DIRECTIVE: Each entry must be reproduced precisely as it stands.

Data listing
┌────────

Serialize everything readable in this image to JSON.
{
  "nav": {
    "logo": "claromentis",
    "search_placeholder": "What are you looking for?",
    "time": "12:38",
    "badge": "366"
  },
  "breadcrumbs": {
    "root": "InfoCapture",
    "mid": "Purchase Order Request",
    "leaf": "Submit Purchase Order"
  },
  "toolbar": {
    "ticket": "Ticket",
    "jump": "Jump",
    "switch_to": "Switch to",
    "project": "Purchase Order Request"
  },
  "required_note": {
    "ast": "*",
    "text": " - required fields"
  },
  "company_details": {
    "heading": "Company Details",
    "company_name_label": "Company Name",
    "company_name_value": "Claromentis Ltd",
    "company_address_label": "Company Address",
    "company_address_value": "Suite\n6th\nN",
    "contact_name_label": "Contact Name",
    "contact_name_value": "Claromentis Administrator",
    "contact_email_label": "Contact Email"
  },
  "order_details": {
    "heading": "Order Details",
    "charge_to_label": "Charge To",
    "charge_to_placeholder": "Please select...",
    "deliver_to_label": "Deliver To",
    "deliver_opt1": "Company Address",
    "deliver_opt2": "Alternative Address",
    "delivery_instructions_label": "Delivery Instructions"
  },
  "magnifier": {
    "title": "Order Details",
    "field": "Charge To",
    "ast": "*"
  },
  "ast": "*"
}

└────────

FINISHED EXERCISE:
Serialize everything readable in this image to JSON.
{
  "nav": {
    "logo": "claromentis",
    "search_placeholder": "What are you looking for?",
    "time": "12:38",
    "badge": "366"
  },
  "breadcrumbs": {
    "root": "InfoCapture",
    "mid": "Purchase Order Request",
    "leaf": "Submit Purchase Order"
  },
  "toolbar": {
    "ticket": "Ticket",
    "jump": "Jump",
    "switch_to": "Switch to",
    "project": "Purchase Order Request"
  },
  "required_note": {
    "ast": "*",
    "text": " - required fields"
  },
  "company_details": {
    "heading": "Company Details",
    "company_name_label": "Company Name",
    "company_name_value": "Claromentis Ltd",
    "company_address_label": "Company Address",
    "company_address_value": "Suite\n6th\nN",
    "contact_name_label": "Contact Name",
    "contact_name_value": "Claromentis Administrator",
    "contact_email_label": "Contact Email"
  },
  "order_details": {
    "heading": "Order Details",
    "charge_to_label": "Charge To",
    "charge_to_placeholder": "Please select...",
    "deliver_to_label": "Deliver To",
    "deliver_opt1": "Company Address",
    "deliver_opt2": "Alternative Address",
    "delivery_instructions_label": "Delivery Instructions"
  },
  "magnifier": {
    "title": "Order Details",
    "field": "Charge To",
    "ast": "*"
  },
  "ast": "*"
}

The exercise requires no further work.